Exercise instructions
Copy every line that contains the string "JSON" from the entries below.

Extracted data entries
============
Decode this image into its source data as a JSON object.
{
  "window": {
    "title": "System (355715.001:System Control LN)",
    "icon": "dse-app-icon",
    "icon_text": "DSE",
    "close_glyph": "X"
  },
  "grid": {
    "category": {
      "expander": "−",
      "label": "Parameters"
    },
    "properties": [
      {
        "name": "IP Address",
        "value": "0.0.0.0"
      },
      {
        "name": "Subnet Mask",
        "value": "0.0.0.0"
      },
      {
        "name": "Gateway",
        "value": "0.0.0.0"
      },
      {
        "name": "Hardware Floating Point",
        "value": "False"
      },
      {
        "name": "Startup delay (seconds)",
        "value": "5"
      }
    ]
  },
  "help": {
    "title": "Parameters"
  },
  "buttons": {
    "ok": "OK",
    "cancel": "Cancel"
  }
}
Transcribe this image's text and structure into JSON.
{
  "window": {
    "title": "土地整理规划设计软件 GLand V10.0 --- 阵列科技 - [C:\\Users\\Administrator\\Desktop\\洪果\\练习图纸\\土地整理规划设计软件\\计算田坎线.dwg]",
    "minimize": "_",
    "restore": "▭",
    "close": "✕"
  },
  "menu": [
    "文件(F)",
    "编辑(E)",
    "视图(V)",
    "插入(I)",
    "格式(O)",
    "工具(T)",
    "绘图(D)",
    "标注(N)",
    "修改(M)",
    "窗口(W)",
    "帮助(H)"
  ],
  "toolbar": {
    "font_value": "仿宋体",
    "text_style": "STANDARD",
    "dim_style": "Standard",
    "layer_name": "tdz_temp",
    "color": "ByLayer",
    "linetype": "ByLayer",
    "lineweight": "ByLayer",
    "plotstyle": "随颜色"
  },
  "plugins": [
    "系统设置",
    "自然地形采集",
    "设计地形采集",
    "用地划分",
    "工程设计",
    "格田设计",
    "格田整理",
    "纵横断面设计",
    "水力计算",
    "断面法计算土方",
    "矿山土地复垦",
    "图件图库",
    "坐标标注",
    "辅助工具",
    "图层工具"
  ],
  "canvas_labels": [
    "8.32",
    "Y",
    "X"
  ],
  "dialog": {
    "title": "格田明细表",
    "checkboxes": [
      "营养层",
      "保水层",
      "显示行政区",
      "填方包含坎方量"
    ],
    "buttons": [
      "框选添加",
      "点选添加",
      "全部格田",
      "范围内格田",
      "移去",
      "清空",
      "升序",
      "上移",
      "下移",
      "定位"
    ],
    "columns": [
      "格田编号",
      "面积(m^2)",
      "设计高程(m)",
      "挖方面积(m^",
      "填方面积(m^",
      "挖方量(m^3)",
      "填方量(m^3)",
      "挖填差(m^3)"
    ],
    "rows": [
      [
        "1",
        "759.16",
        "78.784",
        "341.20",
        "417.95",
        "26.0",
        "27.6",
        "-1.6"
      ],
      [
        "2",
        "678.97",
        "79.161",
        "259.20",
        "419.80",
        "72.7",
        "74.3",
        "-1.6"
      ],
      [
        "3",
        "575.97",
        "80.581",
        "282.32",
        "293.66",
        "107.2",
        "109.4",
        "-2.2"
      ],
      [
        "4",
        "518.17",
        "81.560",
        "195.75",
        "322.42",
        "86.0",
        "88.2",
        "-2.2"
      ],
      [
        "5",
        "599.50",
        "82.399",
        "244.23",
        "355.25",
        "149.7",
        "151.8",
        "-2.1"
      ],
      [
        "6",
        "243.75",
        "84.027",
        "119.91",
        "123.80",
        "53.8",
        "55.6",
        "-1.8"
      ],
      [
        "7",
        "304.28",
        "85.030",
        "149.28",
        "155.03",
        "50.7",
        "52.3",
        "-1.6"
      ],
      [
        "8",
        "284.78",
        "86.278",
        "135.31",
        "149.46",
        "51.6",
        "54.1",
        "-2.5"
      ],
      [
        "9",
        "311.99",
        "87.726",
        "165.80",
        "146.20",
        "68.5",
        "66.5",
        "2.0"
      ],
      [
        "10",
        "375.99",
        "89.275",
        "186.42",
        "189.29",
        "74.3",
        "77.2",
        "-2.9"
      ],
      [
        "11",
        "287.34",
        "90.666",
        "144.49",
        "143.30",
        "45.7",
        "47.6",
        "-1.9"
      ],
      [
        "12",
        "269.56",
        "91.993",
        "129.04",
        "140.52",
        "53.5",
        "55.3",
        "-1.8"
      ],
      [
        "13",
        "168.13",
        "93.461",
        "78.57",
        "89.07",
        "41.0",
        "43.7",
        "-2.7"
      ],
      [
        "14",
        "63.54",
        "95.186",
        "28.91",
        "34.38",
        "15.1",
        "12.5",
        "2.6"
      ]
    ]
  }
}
============
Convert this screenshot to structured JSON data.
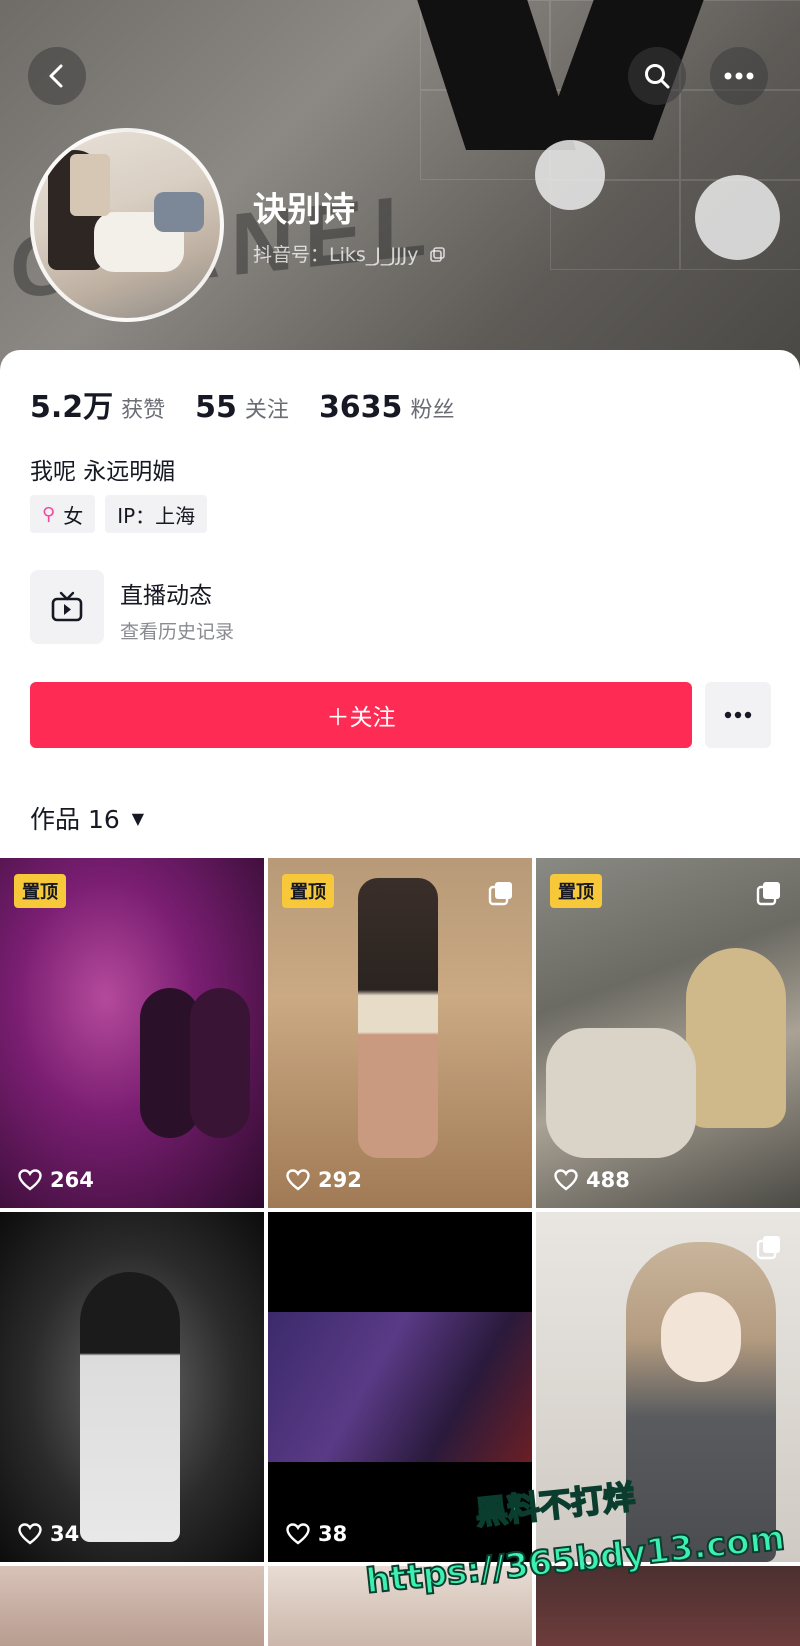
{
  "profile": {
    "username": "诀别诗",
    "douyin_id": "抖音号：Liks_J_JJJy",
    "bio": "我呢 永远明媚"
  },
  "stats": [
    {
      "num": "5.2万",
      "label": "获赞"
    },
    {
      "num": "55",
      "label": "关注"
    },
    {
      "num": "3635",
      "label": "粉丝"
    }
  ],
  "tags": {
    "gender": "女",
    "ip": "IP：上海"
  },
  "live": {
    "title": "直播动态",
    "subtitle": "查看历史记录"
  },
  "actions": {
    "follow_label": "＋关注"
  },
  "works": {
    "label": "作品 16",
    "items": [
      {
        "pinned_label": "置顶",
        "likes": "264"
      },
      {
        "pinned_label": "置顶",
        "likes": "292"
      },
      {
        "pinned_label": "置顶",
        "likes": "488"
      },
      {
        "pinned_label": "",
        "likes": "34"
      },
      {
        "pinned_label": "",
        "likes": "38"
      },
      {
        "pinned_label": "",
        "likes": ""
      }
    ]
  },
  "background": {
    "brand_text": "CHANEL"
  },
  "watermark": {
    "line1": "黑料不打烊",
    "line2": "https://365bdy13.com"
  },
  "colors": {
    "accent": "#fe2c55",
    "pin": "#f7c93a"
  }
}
============
Exercise result
Decode this image into its source data as a JSON object.
Transcribe this image's text and structure into JSON.
Convert this screenshot to structured JSON data.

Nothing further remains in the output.